GIVEN REQUEST ->
Write out every record below exactly as it appears.

Items from a data source
** begin **

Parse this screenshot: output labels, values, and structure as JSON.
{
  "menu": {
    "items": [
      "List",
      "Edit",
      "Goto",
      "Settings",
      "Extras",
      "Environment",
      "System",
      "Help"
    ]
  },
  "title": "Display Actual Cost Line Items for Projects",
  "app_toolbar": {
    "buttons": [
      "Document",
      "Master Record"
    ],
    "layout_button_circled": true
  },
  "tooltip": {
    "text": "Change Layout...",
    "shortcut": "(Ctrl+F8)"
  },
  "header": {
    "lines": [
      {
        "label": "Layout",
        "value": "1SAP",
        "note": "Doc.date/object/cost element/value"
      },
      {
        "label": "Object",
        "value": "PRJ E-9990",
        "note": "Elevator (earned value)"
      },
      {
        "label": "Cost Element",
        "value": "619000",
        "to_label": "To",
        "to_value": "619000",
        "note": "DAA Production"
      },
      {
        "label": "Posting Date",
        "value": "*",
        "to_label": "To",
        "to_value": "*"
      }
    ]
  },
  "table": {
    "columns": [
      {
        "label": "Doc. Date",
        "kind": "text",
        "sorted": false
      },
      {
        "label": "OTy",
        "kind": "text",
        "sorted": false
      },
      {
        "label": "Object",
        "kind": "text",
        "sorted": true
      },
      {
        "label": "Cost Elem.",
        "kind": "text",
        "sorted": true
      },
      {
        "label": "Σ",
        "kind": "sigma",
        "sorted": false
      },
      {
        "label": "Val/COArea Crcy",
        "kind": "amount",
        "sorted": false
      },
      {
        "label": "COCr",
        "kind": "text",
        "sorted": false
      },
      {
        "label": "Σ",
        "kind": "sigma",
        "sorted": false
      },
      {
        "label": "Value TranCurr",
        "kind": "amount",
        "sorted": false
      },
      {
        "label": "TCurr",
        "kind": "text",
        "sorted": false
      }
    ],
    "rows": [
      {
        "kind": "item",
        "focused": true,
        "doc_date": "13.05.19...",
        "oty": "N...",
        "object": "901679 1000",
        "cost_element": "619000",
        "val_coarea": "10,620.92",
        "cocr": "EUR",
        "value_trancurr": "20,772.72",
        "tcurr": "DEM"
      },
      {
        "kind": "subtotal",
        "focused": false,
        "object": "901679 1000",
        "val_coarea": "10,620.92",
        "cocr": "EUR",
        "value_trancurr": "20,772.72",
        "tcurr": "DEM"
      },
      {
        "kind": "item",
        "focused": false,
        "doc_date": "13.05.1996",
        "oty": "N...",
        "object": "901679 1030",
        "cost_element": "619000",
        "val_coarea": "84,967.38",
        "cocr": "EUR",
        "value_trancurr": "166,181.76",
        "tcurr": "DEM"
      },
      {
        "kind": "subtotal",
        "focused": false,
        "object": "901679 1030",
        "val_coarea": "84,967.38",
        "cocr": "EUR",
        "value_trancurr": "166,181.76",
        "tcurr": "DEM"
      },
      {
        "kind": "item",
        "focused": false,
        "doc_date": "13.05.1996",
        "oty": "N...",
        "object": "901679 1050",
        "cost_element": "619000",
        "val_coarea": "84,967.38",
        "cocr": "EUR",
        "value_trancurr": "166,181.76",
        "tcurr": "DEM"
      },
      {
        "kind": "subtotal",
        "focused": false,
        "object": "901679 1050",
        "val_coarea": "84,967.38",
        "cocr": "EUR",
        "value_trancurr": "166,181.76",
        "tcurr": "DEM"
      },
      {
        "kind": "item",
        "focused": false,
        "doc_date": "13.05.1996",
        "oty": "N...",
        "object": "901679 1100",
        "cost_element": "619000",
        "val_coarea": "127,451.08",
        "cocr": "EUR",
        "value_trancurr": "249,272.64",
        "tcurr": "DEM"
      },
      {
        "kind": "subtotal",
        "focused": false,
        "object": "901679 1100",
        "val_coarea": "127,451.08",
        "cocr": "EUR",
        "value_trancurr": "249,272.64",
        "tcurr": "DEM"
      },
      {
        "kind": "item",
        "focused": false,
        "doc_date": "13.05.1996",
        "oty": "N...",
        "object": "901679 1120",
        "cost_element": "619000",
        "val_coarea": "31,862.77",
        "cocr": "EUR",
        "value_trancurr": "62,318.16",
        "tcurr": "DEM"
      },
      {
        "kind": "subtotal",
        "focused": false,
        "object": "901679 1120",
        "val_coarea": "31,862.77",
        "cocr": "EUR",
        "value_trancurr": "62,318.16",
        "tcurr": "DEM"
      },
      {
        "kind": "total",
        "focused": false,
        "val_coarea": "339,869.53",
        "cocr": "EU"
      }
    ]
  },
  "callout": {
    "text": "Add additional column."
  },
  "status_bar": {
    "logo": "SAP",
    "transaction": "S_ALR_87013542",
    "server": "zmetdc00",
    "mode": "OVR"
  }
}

** end **

THE SOLUTION ->
Parse this screenshot: output labels, values, and structure as JSON.
{
  "menu": {
    "items": [
      "List",
      "Edit",
      "Goto",
      "Settings",
      "Extras",
      "Environment",
      "System",
      "Help"
    ]
  },
  "title": "Display Actual Cost Line Items for Projects",
  "app_toolbar": {
    "buttons": [
      "Document",
      "Master Record"
    ],
    "layout_button_circled": true
  },
  "tooltip": {
    "text": "Change Layout...",
    "shortcut": "(Ctrl+F8)"
  },
  "header": {
    "lines": [
      {
        "label": "Layout",
        "value": "1SAP",
        "note": "Doc.date/object/cost element/value"
      },
      {
        "label": "Object",
        "value": "PRJ E-9990",
        "note": "Elevator (earned value)"
      },
      {
        "label": "Cost Element",
        "value": "619000",
        "to_label": "To",
        "to_value": "619000",
        "note": "DAA Production"
      },
      {
        "label": "Posting Date",
        "value": "*",
        "to_label": "To",
        "to_value": "*"
      }
    ]
  },
  "table": {
    "columns": [
      {
        "label": "Doc. Date",
        "kind": "text",
        "sorted": false
      },
      {
        "label": "OTy",
        "kind": "text",
        "sorted": false
      },
      {
        "label": "Object",
        "kind": "text",
        "sorted": true
      },
      {
        "label": "Cost Elem.",
        "kind": "text",
        "sorted": true
      },
      {
        "label": "Σ",
        "kind": "sigma",
        "sorted": false
      },
      {
        "label": "Val/COArea Crcy",
        "kind": "amount",
        "sorted": false
      },
      {
        "label": "COCr",
        "kind": "text",
        "sorted": false
      },
      {
        "label": "Σ",
        "kind": "sigma",
        "sorted": false
      },
      {
        "label": "Value TranCurr",
        "kind": "amount",
        "sorted": false
      },
      {
        "label": "TCurr",
        "kind": "text",
        "sorted": false
      }
    ],
    "rows": [
      {
        "kind": "item",
        "focused": true,
        "doc_date": "13.05.19...",
        "oty": "N...",
        "object": "901679 1000",
        "cost_element": "619000",
        "val_coarea": "10,620.92",
        "cocr": "EUR",
        "value_trancurr": "20,772.72",
        "tcurr": "DEM"
      },
      {
        "kind": "subtotal",
        "focused": false,
        "object": "901679 1000",
        "val_coarea": "10,620.92",
        "cocr": "EUR",
        "value_trancurr": "20,772.72",
        "tcurr": "DEM"
      },
      {
        "kind": "item",
        "focused": false,
        "doc_date": "13.05.1996",
        "oty": "N...",
        "object": "901679 1030",
        "cost_element": "619000",
        "val_coarea": "84,967.38",
        "cocr": "EUR",
        "value_trancurr": "166,181.76",
        "tcurr": "DEM"
      },
      {
        "kind": "subtotal",
        "focused": false,
        "object": "901679 1030",
        "val_coarea": "84,967.38",
        "cocr": "EUR",
        "value_trancurr": "166,181.76",
        "tcurr": "DEM"
      },
      {
        "kind": "item",
        "focused": false,
        "doc_date": "13.05.1996",
        "oty": "N...",
        "object": "901679 1050",
        "cost_element": "619000",
        "val_coarea": "84,967.38",
        "cocr": "EUR",
        "value_trancurr": "166,181.76",
        "tcurr": "DEM"
      },
      {
        "kind": "subtotal",
        "focused": false,
        "object": "901679 1050",
        "val_coarea": "84,967.38",
        "cocr": "EUR",
        "value_trancurr": "166,181.76",
        "tcurr": "DEM"
      },
      {
        "kind": "item",
        "focused": false,
        "doc_date": "13.05.1996",
        "oty": "N...",
        "object": "901679 1100",
        "cost_element": "619000",
        "val_coarea": "127,451.08",
        "cocr": "EUR",
        "value_trancurr": "249,272.64",
        "tcurr": "DEM"
      },
      {
        "kind": "subtotal",
        "focused": false,
        "object": "901679 1100",
        "val_coarea": "127,451.08",
        "cocr": "EUR",
        "value_trancurr": "249,272.64",
        "tcurr": "DEM"
      },
      {
        "kind": "item",
        "focused": false,
        "doc_date": "13.05.1996",
        "oty": "N...",
        "object": "901679 1120",
        "cost_element": "619000",
        "val_coarea": "31,862.77",
        "cocr": "EUR",
        "value_trancurr": "62,318.16",
        "tcurr": "DEM"
      },
      {
        "kind": "subtotal",
        "focused": false,
        "object": "901679 1120",
        "val_coarea": "31,862.77",
        "cocr": "EUR",
        "value_trancurr": "62,318.16",
        "tcurr": "DEM"
      },
      {
        "kind": "total",
        "focused": false,
        "val_coarea": "339,869.53",
        "cocr": "EU"
      }
    ]
  },
  "callout": {
    "text": "Add additional column."
  },
  "status_bar": {
    "logo": "SAP",
    "transaction": "S_ALR_87013542",
    "server": "zmetdc00",
    "mode": "OVR"
  }
}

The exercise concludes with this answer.